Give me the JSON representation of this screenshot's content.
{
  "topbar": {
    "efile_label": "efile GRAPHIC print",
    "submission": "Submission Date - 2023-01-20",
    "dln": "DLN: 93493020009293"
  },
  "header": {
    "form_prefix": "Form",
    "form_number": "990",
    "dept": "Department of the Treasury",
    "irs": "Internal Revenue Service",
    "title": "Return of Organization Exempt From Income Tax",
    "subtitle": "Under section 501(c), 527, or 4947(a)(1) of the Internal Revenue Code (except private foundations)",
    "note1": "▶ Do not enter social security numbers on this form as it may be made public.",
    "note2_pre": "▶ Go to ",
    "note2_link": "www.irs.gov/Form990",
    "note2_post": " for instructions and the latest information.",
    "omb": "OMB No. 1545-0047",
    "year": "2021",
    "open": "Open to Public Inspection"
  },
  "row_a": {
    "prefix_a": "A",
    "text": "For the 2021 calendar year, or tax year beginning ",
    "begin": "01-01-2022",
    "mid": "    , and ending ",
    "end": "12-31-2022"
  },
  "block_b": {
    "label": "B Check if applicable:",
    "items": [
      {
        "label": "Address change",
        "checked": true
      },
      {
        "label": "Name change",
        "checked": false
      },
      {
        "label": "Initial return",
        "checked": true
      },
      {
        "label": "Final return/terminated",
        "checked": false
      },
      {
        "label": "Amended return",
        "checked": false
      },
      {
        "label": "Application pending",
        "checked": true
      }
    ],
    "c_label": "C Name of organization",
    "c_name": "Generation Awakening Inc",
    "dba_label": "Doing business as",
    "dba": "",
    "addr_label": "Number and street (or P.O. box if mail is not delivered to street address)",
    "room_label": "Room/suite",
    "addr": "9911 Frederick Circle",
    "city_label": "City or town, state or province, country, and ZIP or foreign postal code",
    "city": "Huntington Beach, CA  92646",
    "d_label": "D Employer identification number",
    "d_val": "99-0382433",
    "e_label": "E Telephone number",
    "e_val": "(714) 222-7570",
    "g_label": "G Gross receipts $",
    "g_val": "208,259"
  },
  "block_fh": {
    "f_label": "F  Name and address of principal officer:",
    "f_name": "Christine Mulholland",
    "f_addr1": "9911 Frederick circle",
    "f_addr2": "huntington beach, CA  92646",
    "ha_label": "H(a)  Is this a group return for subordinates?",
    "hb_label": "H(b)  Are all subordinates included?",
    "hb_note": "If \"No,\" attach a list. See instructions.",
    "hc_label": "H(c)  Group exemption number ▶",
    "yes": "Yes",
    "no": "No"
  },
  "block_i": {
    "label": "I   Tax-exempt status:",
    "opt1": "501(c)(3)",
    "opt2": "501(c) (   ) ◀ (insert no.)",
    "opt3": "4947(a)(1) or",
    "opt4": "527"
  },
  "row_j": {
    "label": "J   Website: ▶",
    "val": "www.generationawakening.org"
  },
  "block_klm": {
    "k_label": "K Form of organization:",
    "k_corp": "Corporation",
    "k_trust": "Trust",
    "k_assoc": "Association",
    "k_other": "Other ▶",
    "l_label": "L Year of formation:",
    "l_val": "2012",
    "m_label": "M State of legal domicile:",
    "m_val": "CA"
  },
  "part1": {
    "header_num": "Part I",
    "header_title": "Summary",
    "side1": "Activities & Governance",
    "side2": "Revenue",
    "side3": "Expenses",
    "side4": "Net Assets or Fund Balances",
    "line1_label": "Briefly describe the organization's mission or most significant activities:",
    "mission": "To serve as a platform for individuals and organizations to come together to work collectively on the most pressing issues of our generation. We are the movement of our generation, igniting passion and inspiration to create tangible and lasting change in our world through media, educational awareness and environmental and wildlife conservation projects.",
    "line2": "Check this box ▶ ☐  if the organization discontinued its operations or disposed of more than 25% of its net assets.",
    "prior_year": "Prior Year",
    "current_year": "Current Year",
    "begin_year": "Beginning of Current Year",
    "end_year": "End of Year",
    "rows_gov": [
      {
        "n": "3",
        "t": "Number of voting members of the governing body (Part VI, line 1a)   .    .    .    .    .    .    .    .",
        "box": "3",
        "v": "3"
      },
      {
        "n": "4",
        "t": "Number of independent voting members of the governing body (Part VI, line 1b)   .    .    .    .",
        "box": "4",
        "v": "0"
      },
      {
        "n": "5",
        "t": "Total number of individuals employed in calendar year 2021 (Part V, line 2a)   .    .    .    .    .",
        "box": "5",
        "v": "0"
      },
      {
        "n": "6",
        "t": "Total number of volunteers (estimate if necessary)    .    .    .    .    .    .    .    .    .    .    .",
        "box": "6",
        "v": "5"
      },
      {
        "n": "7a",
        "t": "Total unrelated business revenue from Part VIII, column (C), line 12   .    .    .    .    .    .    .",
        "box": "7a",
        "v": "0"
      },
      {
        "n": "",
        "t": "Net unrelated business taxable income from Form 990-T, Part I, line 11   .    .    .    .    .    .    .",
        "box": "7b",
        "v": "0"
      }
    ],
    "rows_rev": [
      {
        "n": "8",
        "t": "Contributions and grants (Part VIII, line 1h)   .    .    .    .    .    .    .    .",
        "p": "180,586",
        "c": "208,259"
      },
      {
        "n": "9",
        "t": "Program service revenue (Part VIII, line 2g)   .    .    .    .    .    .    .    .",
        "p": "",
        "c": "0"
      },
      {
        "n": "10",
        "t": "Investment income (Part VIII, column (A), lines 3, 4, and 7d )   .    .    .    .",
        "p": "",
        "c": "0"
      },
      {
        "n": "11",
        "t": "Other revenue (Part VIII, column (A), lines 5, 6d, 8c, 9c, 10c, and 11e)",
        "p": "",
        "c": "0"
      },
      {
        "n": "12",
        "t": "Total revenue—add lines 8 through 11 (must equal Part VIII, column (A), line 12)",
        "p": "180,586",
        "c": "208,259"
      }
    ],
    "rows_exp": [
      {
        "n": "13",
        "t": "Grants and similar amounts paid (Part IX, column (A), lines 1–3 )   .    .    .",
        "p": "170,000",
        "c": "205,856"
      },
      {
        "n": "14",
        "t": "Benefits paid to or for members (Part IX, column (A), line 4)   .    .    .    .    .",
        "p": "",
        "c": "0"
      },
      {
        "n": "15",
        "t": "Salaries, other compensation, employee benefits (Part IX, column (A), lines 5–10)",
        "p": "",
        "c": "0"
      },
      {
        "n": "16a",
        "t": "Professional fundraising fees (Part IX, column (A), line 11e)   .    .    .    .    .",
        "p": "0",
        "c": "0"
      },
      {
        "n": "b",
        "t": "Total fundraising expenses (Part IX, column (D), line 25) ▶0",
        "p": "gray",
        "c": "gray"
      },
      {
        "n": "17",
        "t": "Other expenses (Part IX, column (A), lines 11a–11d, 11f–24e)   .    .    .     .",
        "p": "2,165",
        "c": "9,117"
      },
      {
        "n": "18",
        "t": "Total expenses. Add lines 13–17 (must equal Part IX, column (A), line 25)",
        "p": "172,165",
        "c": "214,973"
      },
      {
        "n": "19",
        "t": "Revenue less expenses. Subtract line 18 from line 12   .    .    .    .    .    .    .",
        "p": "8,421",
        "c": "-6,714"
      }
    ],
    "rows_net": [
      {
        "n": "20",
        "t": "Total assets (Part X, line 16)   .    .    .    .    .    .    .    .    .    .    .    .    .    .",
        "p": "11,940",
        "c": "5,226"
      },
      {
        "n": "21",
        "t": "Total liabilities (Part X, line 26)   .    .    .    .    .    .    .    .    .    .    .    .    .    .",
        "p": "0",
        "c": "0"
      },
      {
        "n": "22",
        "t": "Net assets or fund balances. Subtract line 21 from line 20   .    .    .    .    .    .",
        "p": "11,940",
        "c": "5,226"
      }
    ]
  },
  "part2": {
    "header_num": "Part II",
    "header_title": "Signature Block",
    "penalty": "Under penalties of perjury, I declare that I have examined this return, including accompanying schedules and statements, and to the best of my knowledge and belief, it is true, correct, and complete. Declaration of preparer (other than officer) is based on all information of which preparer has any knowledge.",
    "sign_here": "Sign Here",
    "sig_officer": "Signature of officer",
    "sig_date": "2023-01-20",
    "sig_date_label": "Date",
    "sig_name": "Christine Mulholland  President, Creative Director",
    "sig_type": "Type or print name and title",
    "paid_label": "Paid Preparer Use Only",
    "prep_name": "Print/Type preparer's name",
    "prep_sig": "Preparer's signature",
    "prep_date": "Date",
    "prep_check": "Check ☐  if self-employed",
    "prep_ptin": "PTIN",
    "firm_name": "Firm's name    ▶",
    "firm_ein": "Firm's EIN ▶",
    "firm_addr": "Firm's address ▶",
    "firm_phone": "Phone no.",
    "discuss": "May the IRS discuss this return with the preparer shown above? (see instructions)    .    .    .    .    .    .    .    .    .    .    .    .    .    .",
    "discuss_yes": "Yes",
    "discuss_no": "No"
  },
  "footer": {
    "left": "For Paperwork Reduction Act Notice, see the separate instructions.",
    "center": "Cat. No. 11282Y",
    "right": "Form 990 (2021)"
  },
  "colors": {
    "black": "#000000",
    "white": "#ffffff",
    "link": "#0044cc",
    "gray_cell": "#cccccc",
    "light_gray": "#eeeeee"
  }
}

⁂

**Problem**. Check each line of the entries above, and show every one holding the word "employed".

**Result**.
        "t": "Total number of individuals employed in calendar year 2021 (Part V, line 2a)   .    .    .    .    .",
    "prep_check": "Check ☐  if self-employed",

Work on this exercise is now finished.